» What you need to do
Quote all of the entries word for word.

» Exercise input

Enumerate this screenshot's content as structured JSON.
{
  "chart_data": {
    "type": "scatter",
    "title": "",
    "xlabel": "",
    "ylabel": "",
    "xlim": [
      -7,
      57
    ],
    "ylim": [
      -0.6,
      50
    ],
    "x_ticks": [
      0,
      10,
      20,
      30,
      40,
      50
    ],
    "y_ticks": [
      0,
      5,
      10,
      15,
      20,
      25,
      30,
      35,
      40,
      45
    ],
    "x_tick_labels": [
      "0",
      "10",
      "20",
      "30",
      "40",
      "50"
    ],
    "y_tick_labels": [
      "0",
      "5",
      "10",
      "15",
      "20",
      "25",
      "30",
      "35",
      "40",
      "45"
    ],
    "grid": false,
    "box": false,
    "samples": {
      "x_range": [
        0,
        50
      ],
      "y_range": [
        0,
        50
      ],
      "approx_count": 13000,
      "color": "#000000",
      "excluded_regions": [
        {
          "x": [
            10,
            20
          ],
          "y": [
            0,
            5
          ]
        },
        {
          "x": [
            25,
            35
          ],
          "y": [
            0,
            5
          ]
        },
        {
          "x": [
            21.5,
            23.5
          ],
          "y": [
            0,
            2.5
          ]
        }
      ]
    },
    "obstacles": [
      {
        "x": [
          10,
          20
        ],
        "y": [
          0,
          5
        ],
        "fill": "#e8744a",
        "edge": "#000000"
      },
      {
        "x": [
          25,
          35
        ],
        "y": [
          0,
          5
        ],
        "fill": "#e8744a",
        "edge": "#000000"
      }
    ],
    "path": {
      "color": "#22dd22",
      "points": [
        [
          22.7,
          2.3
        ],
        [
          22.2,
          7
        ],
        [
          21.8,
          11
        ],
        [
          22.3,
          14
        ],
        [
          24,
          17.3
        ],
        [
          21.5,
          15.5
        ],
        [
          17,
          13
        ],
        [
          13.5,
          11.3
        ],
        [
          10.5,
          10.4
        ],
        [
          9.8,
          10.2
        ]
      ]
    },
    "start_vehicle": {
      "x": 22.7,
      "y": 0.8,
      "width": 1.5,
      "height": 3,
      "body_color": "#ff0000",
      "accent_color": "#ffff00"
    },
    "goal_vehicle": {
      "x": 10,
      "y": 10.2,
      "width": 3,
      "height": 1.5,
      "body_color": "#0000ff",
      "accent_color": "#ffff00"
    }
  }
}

» Reply
Enumerate this screenshot's content as structured JSON.
{
  "chart_data": {
    "type": "scatter",
    "title": "",
    "xlabel": "",
    "ylabel": "",
    "xlim": [
      -7,
      57
    ],
    "ylim": [
      -0.6,
      50
    ],
    "x_ticks": [
      0,
      10,
      20,
      30,
      40,
      50
    ],
    "y_ticks": [
      0,
      5,
      10,
      15,
      20,
      25,
      30,
      35,
      40,
      45
    ],
    "x_tick_labels": [
      "0",
      "10",
      "20",
      "30",
      "40",
      "50"
    ],
    "y_tick_labels": [
      "0",
      "5",
      "10",
      "15",
      "20",
      "25",
      "30",
      "35",
      "40",
      "45"
    ],
    "grid": false,
    "box": false,
    "samples": {
      "x_range": [
        0,
        50
      ],
      "y_range": [
        0,
        50
      ],
      "approx_count": 13000,
      "color": "#000000",
      "excluded_regions": [
        {
          "x": [
            10,
            20
          ],
          "y": [
            0,
            5
          ]
        },
        {
          "x": [
            25,
            35
          ],
          "y": [
            0,
            5
          ]
        },
        {
          "x": [
            21.5,
            23.5
          ],
          "y": [
            0,
            2.5
          ]
        }
      ]
    },
    "obstacles": [
      {
        "x": [
          10,
          20
        ],
        "y": [
          0,
          5
        ],
        "fill": "#e8744a",
        "edge": "#000000"
      },
      {
        "x": [
          25,
          35
        ],
        "y": [
          0,
          5
        ],
        "fill": "#e8744a",
        "edge": "#000000"
      }
    ],
    "path": {
      "color": "#22dd22",
      "points": [
        [
          22.7,
          2.3
        ],
        [
          22.2,
          7
        ],
        [
          21.8,
          11
        ],
        [
          22.3,
          14
        ],
        [
          24,
          17.3
        ],
        [
          21.5,
          15.5
        ],
        [
          17,
          13
        ],
        [
          13.5,
          11.3
        ],
        [
          10.5,
          10.4
        ],
        [
          9.8,
          10.2
        ]
      ]
    },
    "start_vehicle": {
      "x": 22.7,
      "y": 0.8,
      "width": 1.5,
      "height": 3,
      "body_color": "#ff0000",
      "accent_color": "#ffff00"
    },
    "goal_vehicle": {
      "x": 10,
      "y": 10.2,
      "width": 3,
      "height": 1.5,
      "body_color": "#0000ff",
      "accent_color": "#ffff00"
    }
  }
}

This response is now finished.